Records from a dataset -
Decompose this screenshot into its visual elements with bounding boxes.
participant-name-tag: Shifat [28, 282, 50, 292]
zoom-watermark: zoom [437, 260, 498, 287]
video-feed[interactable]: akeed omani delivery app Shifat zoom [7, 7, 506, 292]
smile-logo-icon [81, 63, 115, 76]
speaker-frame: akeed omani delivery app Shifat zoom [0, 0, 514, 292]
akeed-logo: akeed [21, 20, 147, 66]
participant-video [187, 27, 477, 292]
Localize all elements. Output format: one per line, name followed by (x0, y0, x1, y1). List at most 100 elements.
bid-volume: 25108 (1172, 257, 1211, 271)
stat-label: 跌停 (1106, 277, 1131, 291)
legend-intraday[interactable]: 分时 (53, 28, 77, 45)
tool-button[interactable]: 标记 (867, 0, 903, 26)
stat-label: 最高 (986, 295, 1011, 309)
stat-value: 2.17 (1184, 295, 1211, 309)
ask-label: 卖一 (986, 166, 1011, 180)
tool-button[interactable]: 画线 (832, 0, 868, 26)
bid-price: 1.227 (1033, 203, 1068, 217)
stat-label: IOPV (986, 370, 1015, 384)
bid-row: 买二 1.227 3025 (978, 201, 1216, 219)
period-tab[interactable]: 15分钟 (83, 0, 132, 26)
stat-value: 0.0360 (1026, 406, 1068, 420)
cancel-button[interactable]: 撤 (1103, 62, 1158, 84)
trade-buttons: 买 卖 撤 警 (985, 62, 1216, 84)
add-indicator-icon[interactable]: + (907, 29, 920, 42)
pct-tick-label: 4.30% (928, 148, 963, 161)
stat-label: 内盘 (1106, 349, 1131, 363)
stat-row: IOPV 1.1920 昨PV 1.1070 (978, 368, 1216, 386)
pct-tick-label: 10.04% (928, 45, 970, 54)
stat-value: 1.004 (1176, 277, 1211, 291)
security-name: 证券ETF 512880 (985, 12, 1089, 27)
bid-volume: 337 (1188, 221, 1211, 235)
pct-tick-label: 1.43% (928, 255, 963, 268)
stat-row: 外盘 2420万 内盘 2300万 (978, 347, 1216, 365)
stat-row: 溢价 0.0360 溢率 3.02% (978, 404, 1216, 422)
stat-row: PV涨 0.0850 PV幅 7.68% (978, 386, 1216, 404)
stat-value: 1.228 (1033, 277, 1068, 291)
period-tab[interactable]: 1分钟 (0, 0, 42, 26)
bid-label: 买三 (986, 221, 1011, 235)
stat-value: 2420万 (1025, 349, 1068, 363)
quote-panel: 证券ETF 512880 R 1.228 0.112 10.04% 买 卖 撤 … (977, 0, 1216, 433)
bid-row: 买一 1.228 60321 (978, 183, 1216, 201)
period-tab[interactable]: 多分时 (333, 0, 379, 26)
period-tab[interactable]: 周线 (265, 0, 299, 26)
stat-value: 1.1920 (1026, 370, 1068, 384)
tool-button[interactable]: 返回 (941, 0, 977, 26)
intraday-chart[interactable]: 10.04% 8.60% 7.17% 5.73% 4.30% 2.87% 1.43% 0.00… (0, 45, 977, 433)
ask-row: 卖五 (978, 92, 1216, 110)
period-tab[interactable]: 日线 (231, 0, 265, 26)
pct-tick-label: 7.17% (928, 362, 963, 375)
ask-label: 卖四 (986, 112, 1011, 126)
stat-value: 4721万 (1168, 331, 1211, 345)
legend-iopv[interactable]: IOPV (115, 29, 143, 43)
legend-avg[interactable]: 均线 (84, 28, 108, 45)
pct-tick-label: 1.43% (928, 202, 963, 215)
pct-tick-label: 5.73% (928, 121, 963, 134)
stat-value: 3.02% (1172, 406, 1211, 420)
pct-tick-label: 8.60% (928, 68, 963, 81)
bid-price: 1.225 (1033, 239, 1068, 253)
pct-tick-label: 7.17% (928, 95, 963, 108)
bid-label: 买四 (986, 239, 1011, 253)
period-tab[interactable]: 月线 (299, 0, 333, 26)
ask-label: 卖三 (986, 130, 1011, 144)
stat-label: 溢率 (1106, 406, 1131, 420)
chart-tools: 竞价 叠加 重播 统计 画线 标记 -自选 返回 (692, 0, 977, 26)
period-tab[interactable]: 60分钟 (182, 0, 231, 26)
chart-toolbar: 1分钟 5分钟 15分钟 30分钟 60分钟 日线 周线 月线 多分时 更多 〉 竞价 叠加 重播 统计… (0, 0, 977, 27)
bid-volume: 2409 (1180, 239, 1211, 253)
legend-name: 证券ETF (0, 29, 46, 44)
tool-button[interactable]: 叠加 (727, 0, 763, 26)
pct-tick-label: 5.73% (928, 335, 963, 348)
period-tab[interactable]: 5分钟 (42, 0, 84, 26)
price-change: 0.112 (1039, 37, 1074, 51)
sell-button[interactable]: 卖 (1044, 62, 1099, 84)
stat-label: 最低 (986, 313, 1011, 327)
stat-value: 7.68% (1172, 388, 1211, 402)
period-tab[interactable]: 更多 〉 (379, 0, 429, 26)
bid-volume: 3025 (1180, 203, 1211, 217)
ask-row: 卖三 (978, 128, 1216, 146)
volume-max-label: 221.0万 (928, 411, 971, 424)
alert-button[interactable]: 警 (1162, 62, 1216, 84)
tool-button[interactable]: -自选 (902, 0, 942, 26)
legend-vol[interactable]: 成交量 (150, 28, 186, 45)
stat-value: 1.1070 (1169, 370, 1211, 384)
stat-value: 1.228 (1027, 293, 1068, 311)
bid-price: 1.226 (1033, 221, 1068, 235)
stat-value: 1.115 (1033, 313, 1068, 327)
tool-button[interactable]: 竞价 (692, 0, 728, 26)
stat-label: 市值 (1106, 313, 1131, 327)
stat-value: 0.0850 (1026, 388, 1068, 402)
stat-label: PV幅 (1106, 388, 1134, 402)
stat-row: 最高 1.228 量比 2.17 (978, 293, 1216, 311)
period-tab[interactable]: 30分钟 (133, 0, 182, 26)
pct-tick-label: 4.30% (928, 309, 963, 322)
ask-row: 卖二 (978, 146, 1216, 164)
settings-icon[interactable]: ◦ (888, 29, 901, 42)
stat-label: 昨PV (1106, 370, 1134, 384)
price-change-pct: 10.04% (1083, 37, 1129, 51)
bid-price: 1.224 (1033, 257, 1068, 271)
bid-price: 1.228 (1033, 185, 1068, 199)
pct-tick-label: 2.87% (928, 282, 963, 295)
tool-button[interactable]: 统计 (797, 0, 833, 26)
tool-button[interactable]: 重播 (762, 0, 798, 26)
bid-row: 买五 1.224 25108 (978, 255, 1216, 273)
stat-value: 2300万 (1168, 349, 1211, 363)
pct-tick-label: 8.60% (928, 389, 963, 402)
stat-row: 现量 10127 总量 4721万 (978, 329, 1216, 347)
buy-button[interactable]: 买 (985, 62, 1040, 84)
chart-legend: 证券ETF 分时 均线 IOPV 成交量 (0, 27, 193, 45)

Required work - Reproduce the lines above verbatim, every one of them.

In response -
Decompose this screenshot into its visual elements with bounding boxes.
participant-name-tag: Shifat [28, 282, 50, 292]
zoom-watermark: zoom [437, 260, 498, 287]
video-feed[interactable]: akeed omani delivery app Shifat zoom [7, 7, 506, 292]
smile-logo-icon [81, 63, 115, 76]
speaker-frame: akeed omani delivery app Shifat zoom [0, 0, 514, 292]
akeed-logo: akeed [21, 20, 147, 66]
participant-video [187, 27, 477, 292]
Localize all elements. Output format: one per line, name followed by (x0, y0, x1, y1). List at most 100 elements.
bid-volume: 25108 (1172, 257, 1211, 271)
stat-label: 跌停 (1106, 277, 1131, 291)
legend-intraday[interactable]: 分时 (53, 28, 77, 45)
tool-button[interactable]: 标记 (867, 0, 903, 26)
stat-label: 最高 (986, 295, 1011, 309)
stat-value: 2.17 (1184, 295, 1211, 309)
ask-label: 卖一 (986, 166, 1011, 180)
tool-button[interactable]: 画线 (832, 0, 868, 26)
bid-price: 1.227 (1033, 203, 1068, 217)
stat-label: IOPV (986, 370, 1015, 384)
bid-row: 买二 1.227 3025 (978, 201, 1216, 219)
period-tab[interactable]: 15分钟 (83, 0, 132, 26)
stat-value: 0.0360 (1026, 406, 1068, 420)
cancel-button[interactable]: 撤 (1103, 62, 1158, 84)
trade-buttons: 买 卖 撤 警 (985, 62, 1216, 84)
add-indicator-icon[interactable]: + (907, 29, 920, 42)
pct-tick-label: 4.30% (928, 148, 963, 161)
stat-label: 内盘 (1106, 349, 1131, 363)
stat-row: IOPV 1.1920 昨PV 1.1070 (978, 368, 1216, 386)
pct-tick-label: 10.04% (928, 45, 970, 54)
stat-value: 1.004 (1176, 277, 1211, 291)
security-name: 证券ETF 512880 (985, 12, 1089, 27)
bid-volume: 337 (1188, 221, 1211, 235)
pct-tick-label: 1.43% (928, 255, 963, 268)
stat-row: 外盘 2420万 内盘 2300万 (978, 347, 1216, 365)
stat-row: 溢价 0.0360 溢率 3.02% (978, 404, 1216, 422)
stat-row: PV涨 0.0850 PV幅 7.68% (978, 386, 1216, 404)
stat-value: 1.228 (1033, 277, 1068, 291)
period-tab[interactable]: 1分钟 (0, 0, 42, 26)
bid-label: 买三 (986, 221, 1011, 235)
stat-value: 2420万 (1025, 349, 1068, 363)
quote-panel: 证券ETF 512880 R 1.228 0.112 10.04% 买 卖 撤 … (977, 0, 1216, 433)
bid-row: 买一 1.228 60321 (978, 183, 1216, 201)
period-tab[interactable]: 多分时 (333, 0, 379, 26)
period-tab[interactable]: 周线 (265, 0, 299, 26)
stat-value: 1.1920 (1026, 370, 1068, 384)
tool-button[interactable]: 返回 (941, 0, 977, 26)
intraday-chart[interactable]: 10.04% 8.60% 7.17% 5.73% 4.30% 2.87% 1.43% 0.00… (0, 45, 977, 433)
ask-row: 卖五 (978, 92, 1216, 110)
period-tab[interactable]: 日线 (231, 0, 265, 26)
pct-tick-label: 7.17% (928, 362, 963, 375)
ask-label: 卖四 (986, 112, 1011, 126)
stat-value: 4721万 (1168, 331, 1211, 345)
legend-iopv[interactable]: IOPV (115, 29, 143, 43)
legend-avg[interactable]: 均线 (84, 28, 108, 45)
pct-tick-label: 1.43% (928, 202, 963, 215)
pct-tick-label: 5.73% (928, 121, 963, 134)
stat-value: 3.02% (1172, 406, 1211, 420)
pct-tick-label: 8.60% (928, 68, 963, 81)
bid-price: 1.225 (1033, 239, 1068, 253)
pct-tick-label: 7.17% (928, 95, 963, 108)
bid-label: 买四 (986, 239, 1011, 253)
period-tab[interactable]: 月线 (299, 0, 333, 26)
ask-label: 卖三 (986, 130, 1011, 144)
stat-label: 溢率 (1106, 406, 1131, 420)
chart-tools: 竞价 叠加 重播 统计 画线 标记 -自选 返回 (692, 0, 977, 26)
period-tab[interactable]: 60分钟 (182, 0, 231, 26)
chart-toolbar: 1分钟 5分钟 15分钟 30分钟 60分钟 日线 周线 月线 多分时 更多 〉 竞价 叠加 重播 统计… (0, 0, 977, 27)
bid-volume: 2409 (1180, 239, 1211, 253)
legend-name: 证券ETF (0, 29, 46, 44)
tool-button[interactable]: 叠加 (727, 0, 763, 26)
pct-tick-label: 5.73% (928, 335, 963, 348)
period-tab[interactable]: 5分钟 (42, 0, 84, 26)
price-change: 0.112 (1039, 37, 1074, 51)
sell-button[interactable]: 卖 (1044, 62, 1099, 84)
stat-label: 最低 (986, 313, 1011, 327)
stat-value: 7.68% (1172, 388, 1211, 402)
period-tab[interactable]: 更多 〉 (379, 0, 429, 26)
bid-volume: 3025 (1180, 203, 1211, 217)
ask-row: 卖三 (978, 128, 1216, 146)
volume-max-label: 221.0万 (928, 411, 971, 424)
alert-button[interactable]: 警 (1162, 62, 1216, 84)
tool-button[interactable]: -自选 (902, 0, 942, 26)
legend-vol[interactable]: 成交量 (150, 28, 186, 45)
stat-value: 1.1070 (1169, 370, 1211, 384)
stat-value: 1.228 (1027, 293, 1068, 311)
bid-price: 1.226 (1033, 221, 1068, 235)
stat-value: 1.115 (1033, 313, 1068, 327)
tool-button[interactable]: 竞价 (692, 0, 728, 26)
stat-label: 市值 (1106, 313, 1131, 327)
stat-value: 0.0850 (1026, 388, 1068, 402)
stat-label: PV幅 (1106, 388, 1134, 402)
stat-row: 最高 1.228 量比 2.17 (978, 293, 1216, 311)
period-tab[interactable]: 30分钟 (133, 0, 182, 26)
pct-tick-label: 4.30% (928, 309, 963, 322)
ask-row: 卖二 (978, 146, 1216, 164)
settings-icon[interactable]: ◦ (888, 29, 901, 42)
stat-label: 昨PV (1106, 370, 1134, 384)
price-change-pct: 10.04% (1083, 37, 1129, 51)
bid-price: 1.224 (1033, 257, 1068, 271)
bid-price: 1.228 (1033, 185, 1068, 199)
pct-tick-label: 2.87% (928, 282, 963, 295)
tool-button[interactable]: 统计 (797, 0, 833, 26)
tool-button[interactable]: 重播 (762, 0, 798, 26)
bid-row: 买五 1.224 25108 (978, 255, 1216, 273)
stat-value: 2300万 (1168, 349, 1211, 363)
pct-tick-label: 8.60% (928, 389, 963, 402)
stat-row: 现量 10127 总量 4721万 (978, 329, 1216, 347)
buy-button[interactable]: 买 (985, 62, 1040, 84)
chart-legend: 证券ETF 分时 均线 IOPV 成交量 (0, 27, 193, 45)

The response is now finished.